TASK OBJECTIVE> Say only how many lines contain the word "this".

GIVEN DATA>
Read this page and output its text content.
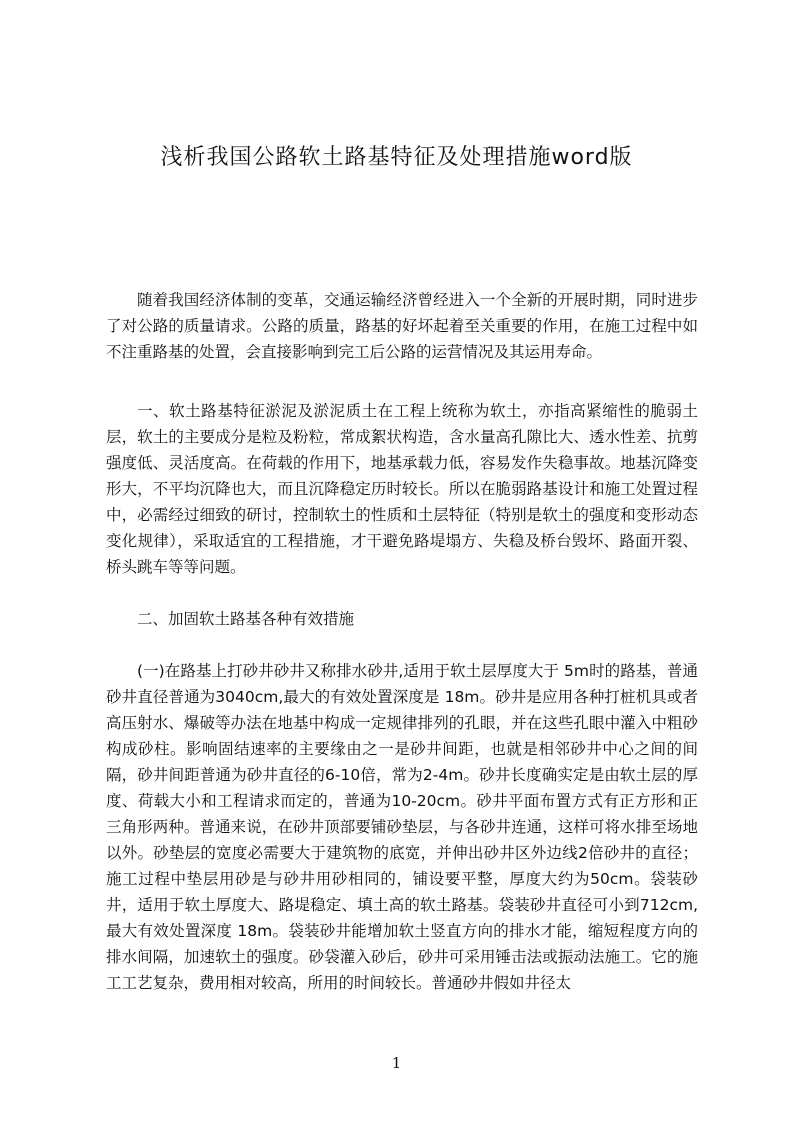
浅析我国公路软土路基特征及处理措施word版

随着我国经济体制的变革，交通运输经济曾经进入一个全新的开展时期，同时进步了对公路的质量请求。公路的质量，路基的好坏起着至关重要的作用，在施工过程中如不注重路基的处置，会直接影响到完工后公路的运营情况及其运用寿命。

一、软土路基特征淤泥及淤泥质土在工程上统称为软土，亦指高紧缩性的脆弱土层，软土的主要成分是粒及粉粒，常成絮状构造，含水量高孔隙比大、透水性差、抗剪强度低、灵活度高。在荷载的作用下，地基承载力低，容易发作失稳事故。地基沉降变形大，不平均沉降也大，而且沉降稳定历时较长。所以在脆弱路基设计和施工处置过程中，必需经过细致的研讨，控制软土的性质和土层特征（特别是软土的强度和变形动态变化规律），采取适宜的工程措施，才干避免路堤塌方、失稳及桥台毁坏、路面开裂、桥头跳车等等问题。

二、加固软土路基各种有效措施

(一)在路基上打砂井砂井又称排水砂井,适用于软土层厚度大于 5m时的路基，普通砂井直径普通为3040cm,最大的有效处置深度是 18m。砂井是应用各种打桩机具或者高压射水、爆破等办法在地基中构成一定规律排列的孔眼，并在这些孔眼中灌入中粗砂构成砂柱。影响固结速率的主要缘由之一是砂井间距，也就是相邻砂井中心之间的间隔，砂井间距普通为砂井直径的6-10倍，常为2-4m。砂井长度确实定是由软土层的厚度、荷载大小和工程请求而定的，普通为10-20cm。砂井平面布置方式有正方形和正三角形两种。普通来说，在砂井顶部要铺砂垫层，与各砂井连通，这样可将水排至场地以外。砂垫层的宽度必需要大于建筑物的底宽，并伸出砂井区外边线2倍砂井的直径；施工过程中垫层用砂是与砂井用砂相同的，铺设要平整，厚度大约为50cm。袋装砂井，适用于软土厚度大、路堤稳定、填土高的软土路基。袋装砂井直径可小到712cm,最大有效处置深度 18m。袋装砂井能增加软土竖直方向的排水才能，缩短程度方向的排水间隔，加速软土的强度。砂袋灌入砂后，砂井可采用锤击法或振动法施工。它的施工工艺复杂，费用相对较高，所用的时间较长。普通砂井假如井径太

1
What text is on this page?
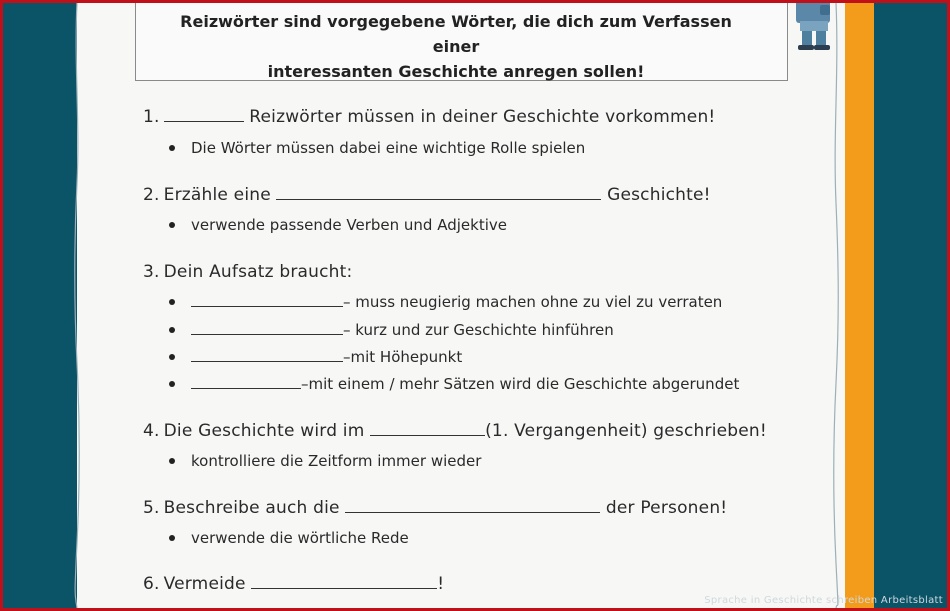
Reizwörter sind vorgegebene Wörter, die dich zum Verfassen einer
interessanten Geschichte anregen sollen!
1.	Reizwörter müssen in deiner Geschichte vorkommen!
Die Wörter müssen dabei eine wichtige Rolle spielen
2. Erzähle eine	Geschichte!
verwende passende Verben und Adjektive
3. Dein Aufsatz braucht:
– muss neugierig machen ohne zu viel zu verraten
– kurz und zur Geschichte hinführen
–mit Höhepunkt
–mit einem / mehr Sätzen wird die Geschichte abgerundet
4. Die Geschichte wird im	(1. Vergangenheit) geschrieben!
kontrolliere die Zeitform immer wieder
5. Beschreibe auch die	der Personen!
verwende die wörtliche Rede
6. Vermeide	!
Sprache in Geschichte schreiben Arbeitsblatt
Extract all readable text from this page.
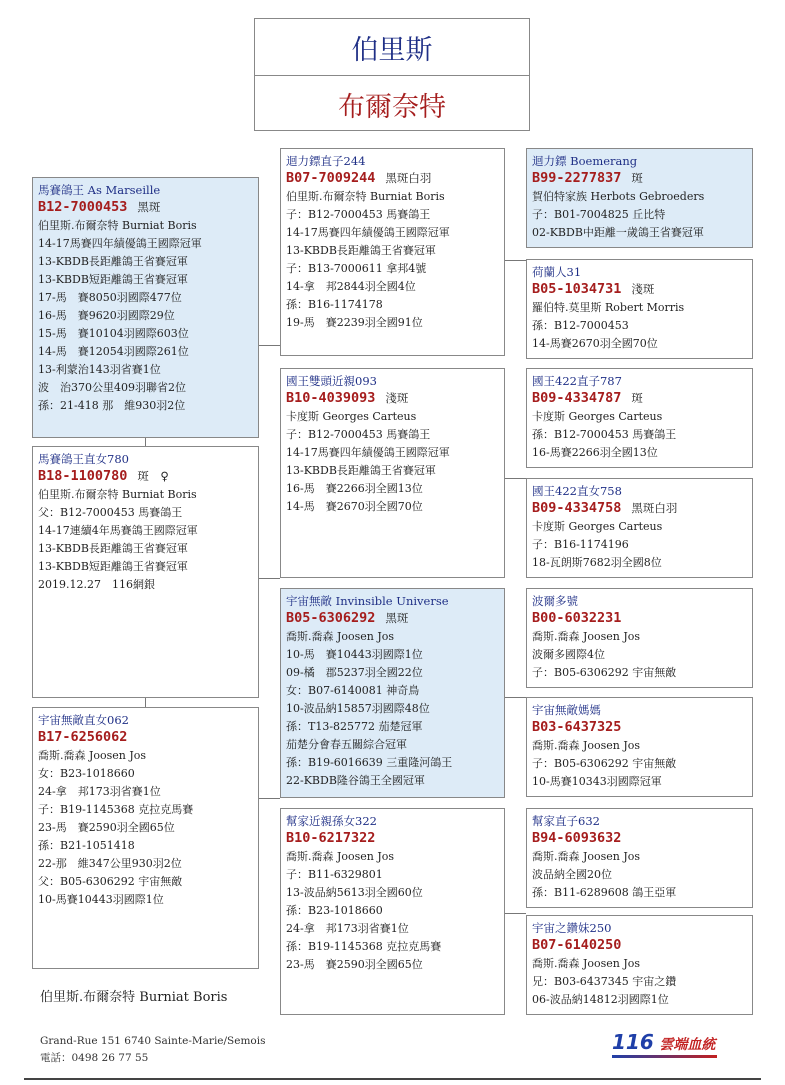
伯里斯
布爾奈特
馬賽鴿王 As Marseille
B12-7000453 黑斑
伯里斯.布爾奈特 Burniat Boris
14-17馬賽四年績優鴿王國際冠軍
13-KBDB長距離鴿王省賽冠軍
13-KBDB短距離鴿王省賽冠軍
17-馬　賽8050羽國際477位
16-馬　賽9620羽國際29位
15-馬　賽10104羽國際603位
14-馬　賽12054羽國際261位
13-利蒙治143羽省賽1位
波　治370公里409羽聯省2位
孫：21-418 那　維930羽2位
迴力鏢直子244
B07-7009244 黑斑白羽
伯里斯.布爾奈特 Burniat Boris
子：B12-7000453 馬賽鴿王
14-17馬賽四年績優鴿王國際冠軍
13-KBDB長距離鴿王省賽冠軍
子：B13-7000611 拿邦4號
14-拿　邦2844羽全國4位
孫：B16-1174178
19-馬　賽2239羽全國91位
迴力鏢 Boemerang
B99-2277837 斑
賀伯特家族 Herbots Gebroeders
子：B01-7004825 丘比特
02-KBDB中距離一歲鴿王省賽冠軍
荷蘭人31
B05-1034731 淺斑
羅伯特.莫里斯 Robert Morris
孫：B12-7000453
14-馬賽2670羽全國70位
國王雙頭近親093
B10-4039093 淺斑
卡度斯 Georges Carteus
子：B12-7000453 馬賽鴿王
14-17馬賽四年績優鴿王國際冠軍
13-KBDB長距離鴿王省賽冠軍
16-馬　賽2266羽全國13位
14-馬　賽2670羽全國70位
國王422直子787
B09-4334787 斑
卡度斯 Georges Carteus
孫：B12-7000453 馬賽鴿王
16-馬賽2266羽全國13位
國王422直女758
B09-4334758 黑斑白羽
卡度斯 Georges Carteus
子：B16-1174196
18-瓦朗斯7682羽全國8位
馬賽鴿王直女780
B18-1100780 斑　♀
伯里斯.布爾奈特 Burniat Boris
父：B12-7000453 馬賽鴿王
14-17連續4年馬賽鴿王國際冠軍
13-KBDB長距離鴿王省賽冠軍
13-KBDB短距離鴿王省賽冠軍
2019.12.27　116網銀
宇宙無敵 Invinsible Universe
B05-6306292 黑斑
喬斯.喬森 Joosen Jos
10-馬　賽10443羽國際1位
09-橘　郡5237羽全國22位
女：B07-6140081 神奇鳥
10-波品納15857羽國際48位
孫：T13-825772 茄楚冠軍
茄楚分會春五關綜合冠軍
孫：B19-6016639 三重隆河鴿王
22-KBDB隆谷鴿王全國冠軍
波爾多號
B00-6032231
喬斯.喬森 Joosen Jos
波爾多國際4位
子：B05-6306292 宇宙無敵
宇宙無敵媽媽
B03-6437325
喬斯.喬森 Joosen Jos
子：B05-6306292 宇宙無敵
10-馬賽10343羽國際冠軍
宇宙無敵直女062
B17-6256062
喬斯.喬森 Joosen Jos
女：B23-1018660
24-拿　邦173羽省賽1位
子：B19-1145368 克拉克馬賽
23-馬　賽2590羽全國65位
孫：B21-1051418
22-那　維347公里930羽2位
父：B05-6306292 宇宙無敵
10-馬賽10443羽國際1位
幫家近親孫女322
B10-6217322
喬斯.喬森 Joosen Jos
子：B11-6329801
13-波品納5613羽全國60位
孫：B23-1018660
24-拿　邦173羽省賽1位
孫：B19-1145368 克拉克馬賽
23-馬　賽2590羽全國65位
幫家直子632
B94-6093632
喬斯.喬森 Joosen Jos
波品納全國20位
孫：B11-6289608 鴿王亞軍
宇宙之鑽妹250
B07-6140250
喬斯.喬森 Joosen Jos
兄：B03-6437345 宇宙之鑽
06-波品納14812羽國際1位
伯里斯.布爾奈特 Burniat Boris
Grand-Rue 151 6740 Sainte-Marie/Semois
電話：0498 26 77 55
116 雲端血統
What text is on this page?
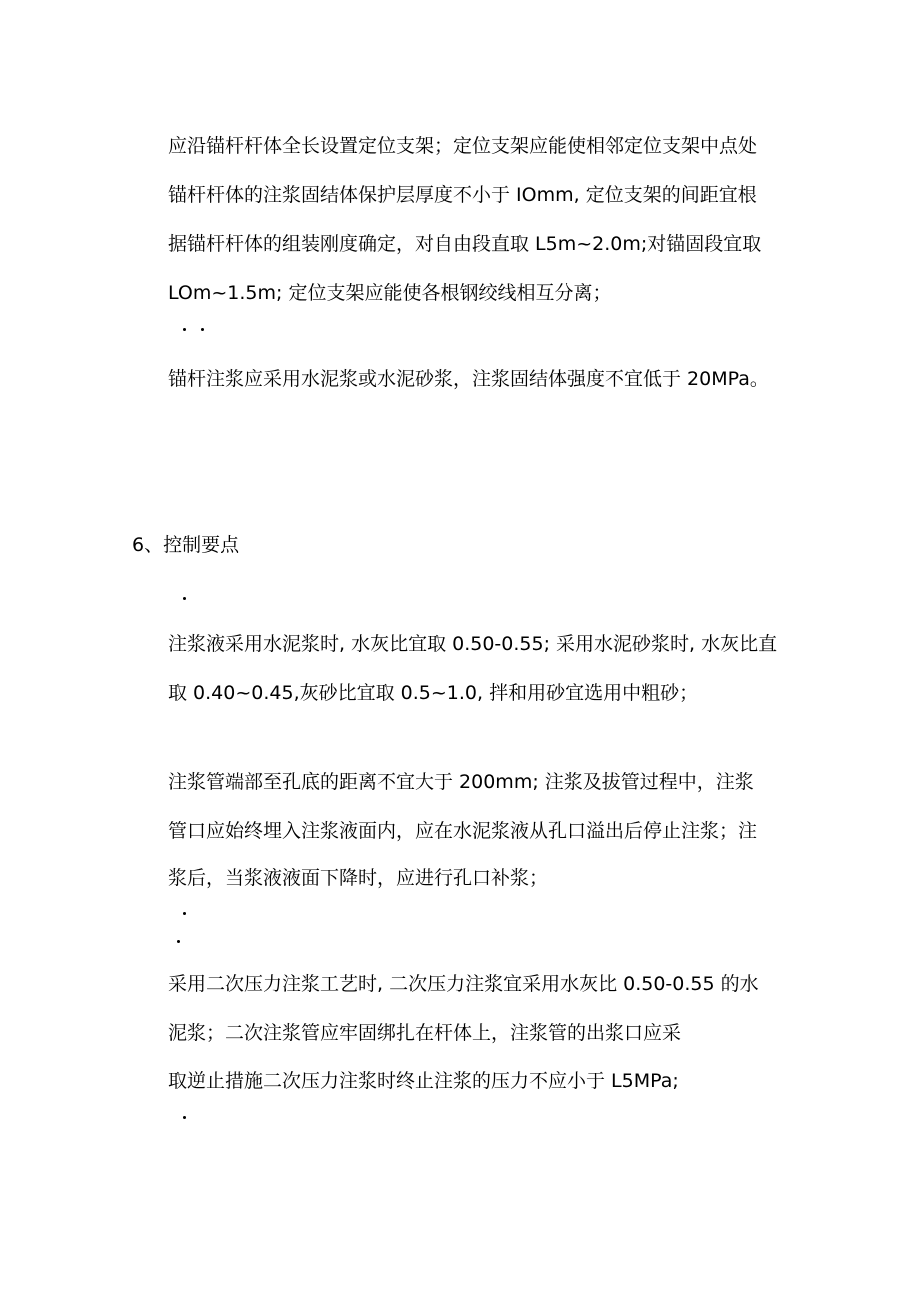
应沿锚杆杆体全长设置定位支架；定位支架应能使相邻定位支架中点处
锚杆杆体的注浆固结体保护层厚度不小于 IOmm, 定位支架的间距宜根
据锚杆杆体的组装刚度确定，对自由段直取 L5m~2.0m;对锚固段宜取
LOm~1.5m; 定位支架应能使各根钢绞线相互分离；
锚杆注浆应采用水泥浆或水泥砂浆，注浆固结体强度不宜低于 20MPa。
6、控制要点
注浆液采用水泥浆时, 水灰比宜取 0.50-0.55; 采用水泥砂浆时, 水灰比直
取 0.40~0.45,灰砂比宜取 0.5~1.0, 拌和用砂宜选用中粗砂；
注浆管端部至孔底的距离不宜大于 200mm; 注浆及拔管过程中，注浆
管口应始终埋入注浆液面内，应在水泥浆液从孔口溢出后停止注浆；注
浆后，当浆液液面下降时，应进行孔口补浆；
采用二次压力注浆工艺时, 二次压力注浆宜采用水灰比 0.50-0.55 的水
泥浆；二次注浆管应牢固绑扎在杆体上，注浆管的出浆口应采
取逆止措施二次压力注浆时终止注浆的压力不应小于 L5MPa;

COMPLETE ANSWER> 4